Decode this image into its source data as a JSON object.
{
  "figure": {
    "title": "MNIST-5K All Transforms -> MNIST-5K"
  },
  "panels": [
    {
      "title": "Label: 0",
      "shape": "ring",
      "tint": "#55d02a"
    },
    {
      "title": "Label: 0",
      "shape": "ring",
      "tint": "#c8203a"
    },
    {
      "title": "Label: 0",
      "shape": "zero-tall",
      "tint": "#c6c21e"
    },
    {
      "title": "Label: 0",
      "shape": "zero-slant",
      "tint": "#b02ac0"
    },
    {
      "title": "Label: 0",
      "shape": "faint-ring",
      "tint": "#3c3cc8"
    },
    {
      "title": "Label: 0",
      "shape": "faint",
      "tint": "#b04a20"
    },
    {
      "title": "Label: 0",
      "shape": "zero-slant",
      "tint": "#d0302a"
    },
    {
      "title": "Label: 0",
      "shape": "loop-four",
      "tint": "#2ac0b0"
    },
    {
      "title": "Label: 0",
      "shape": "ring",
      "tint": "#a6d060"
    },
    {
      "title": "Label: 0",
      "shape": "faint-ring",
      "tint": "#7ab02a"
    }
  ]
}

Job ::
Transcribe the entire listing above precisely.

The result ::
Decode this image into its source data as a JSON object.
{
  "figure": {
    "title": "MNIST-5K All Transforms -> MNIST-5K"
  },
  "panels": [
    {
      "title": "Label: 0",
      "shape": "ring",
      "tint": "#55d02a"
    },
    {
      "title": "Label: 0",
      "shape": "ring",
      "tint": "#c8203a"
    },
    {
      "title": "Label: 0",
      "shape": "zero-tall",
      "tint": "#c6c21e"
    },
    {
      "title": "Label: 0",
      "shape": "zero-slant",
      "tint": "#b02ac0"
    },
    {
      "title": "Label: 0",
      "shape": "faint-ring",
      "tint": "#3c3cc8"
    },
    {
      "title": "Label: 0",
      "shape": "faint",
      "tint": "#b04a20"
    },
    {
      "title": "Label: 0",
      "shape": "zero-slant",
      "tint": "#d0302a"
    },
    {
      "title": "Label: 0",
      "shape": "loop-four",
      "tint": "#2ac0b0"
    },
    {
      "title": "Label: 0",
      "shape": "ring",
      "tint": "#a6d060"
    },
    {
      "title": "Label: 0",
      "shape": "faint-ring",
      "tint": "#7ab02a"
    }
  ]
}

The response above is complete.